▶ **DATA SHOWN**:

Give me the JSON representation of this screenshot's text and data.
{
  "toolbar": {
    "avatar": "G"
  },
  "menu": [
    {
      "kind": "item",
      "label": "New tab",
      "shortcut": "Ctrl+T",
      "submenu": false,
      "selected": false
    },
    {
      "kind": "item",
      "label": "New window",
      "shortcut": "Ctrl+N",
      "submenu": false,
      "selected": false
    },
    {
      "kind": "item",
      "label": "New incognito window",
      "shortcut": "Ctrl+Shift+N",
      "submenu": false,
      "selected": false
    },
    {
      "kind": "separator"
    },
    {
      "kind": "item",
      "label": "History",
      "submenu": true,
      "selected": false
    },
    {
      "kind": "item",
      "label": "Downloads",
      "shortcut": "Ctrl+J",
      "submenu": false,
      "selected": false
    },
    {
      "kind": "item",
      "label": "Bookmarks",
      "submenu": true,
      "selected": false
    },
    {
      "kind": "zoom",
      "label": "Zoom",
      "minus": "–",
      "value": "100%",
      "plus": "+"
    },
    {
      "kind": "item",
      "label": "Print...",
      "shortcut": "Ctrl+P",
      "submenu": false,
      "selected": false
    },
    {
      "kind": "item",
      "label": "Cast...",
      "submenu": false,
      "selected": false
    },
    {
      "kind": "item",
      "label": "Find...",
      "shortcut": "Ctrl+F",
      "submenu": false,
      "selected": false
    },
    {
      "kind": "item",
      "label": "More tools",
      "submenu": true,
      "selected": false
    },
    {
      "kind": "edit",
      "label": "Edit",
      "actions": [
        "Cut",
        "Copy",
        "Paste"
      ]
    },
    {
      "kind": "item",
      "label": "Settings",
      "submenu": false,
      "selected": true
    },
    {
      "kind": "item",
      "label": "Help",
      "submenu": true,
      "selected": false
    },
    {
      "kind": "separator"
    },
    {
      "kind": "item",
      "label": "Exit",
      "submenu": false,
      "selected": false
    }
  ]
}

▶ **TASK TO COMPLETE**:
Only lines with the string "window" belong in your answer; copy each one.

▶ **THE RESPONSE**:
      "label": "New window",
      "label": "New incognito window",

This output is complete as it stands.